Challenge
Find the lines below that contain the word "block" and count them. Only the number should be given.
#### Listing
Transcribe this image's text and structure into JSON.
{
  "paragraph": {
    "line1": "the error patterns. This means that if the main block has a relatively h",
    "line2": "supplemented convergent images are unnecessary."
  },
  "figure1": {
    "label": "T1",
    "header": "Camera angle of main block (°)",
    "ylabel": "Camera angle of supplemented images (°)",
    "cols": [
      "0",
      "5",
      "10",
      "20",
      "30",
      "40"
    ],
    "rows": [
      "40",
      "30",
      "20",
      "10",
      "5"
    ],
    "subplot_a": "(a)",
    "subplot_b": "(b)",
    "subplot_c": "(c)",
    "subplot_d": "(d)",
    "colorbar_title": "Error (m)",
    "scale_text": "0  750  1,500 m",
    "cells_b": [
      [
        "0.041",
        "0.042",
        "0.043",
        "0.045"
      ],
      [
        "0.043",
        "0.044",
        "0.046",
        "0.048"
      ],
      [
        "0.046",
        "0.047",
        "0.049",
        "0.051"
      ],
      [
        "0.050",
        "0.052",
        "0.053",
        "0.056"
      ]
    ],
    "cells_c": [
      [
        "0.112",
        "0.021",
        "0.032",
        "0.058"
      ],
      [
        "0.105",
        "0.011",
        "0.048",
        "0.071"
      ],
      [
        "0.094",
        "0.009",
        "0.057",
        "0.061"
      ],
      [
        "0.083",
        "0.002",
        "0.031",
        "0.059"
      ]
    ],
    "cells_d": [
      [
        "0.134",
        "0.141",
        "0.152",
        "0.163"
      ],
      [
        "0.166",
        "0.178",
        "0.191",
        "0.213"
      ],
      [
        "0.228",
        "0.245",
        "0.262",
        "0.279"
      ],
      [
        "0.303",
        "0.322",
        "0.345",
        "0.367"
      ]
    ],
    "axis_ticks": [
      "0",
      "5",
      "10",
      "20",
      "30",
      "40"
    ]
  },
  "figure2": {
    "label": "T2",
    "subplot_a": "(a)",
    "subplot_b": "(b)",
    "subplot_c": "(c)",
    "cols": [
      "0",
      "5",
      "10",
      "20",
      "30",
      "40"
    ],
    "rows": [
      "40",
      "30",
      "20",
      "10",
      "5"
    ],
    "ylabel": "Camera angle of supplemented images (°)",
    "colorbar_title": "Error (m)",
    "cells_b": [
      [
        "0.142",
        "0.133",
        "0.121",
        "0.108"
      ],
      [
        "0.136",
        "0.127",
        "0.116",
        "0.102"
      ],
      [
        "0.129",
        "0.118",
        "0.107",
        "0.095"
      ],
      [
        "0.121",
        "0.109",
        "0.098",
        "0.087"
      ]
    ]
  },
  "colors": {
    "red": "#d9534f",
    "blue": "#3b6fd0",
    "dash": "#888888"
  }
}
########
Exercise output
2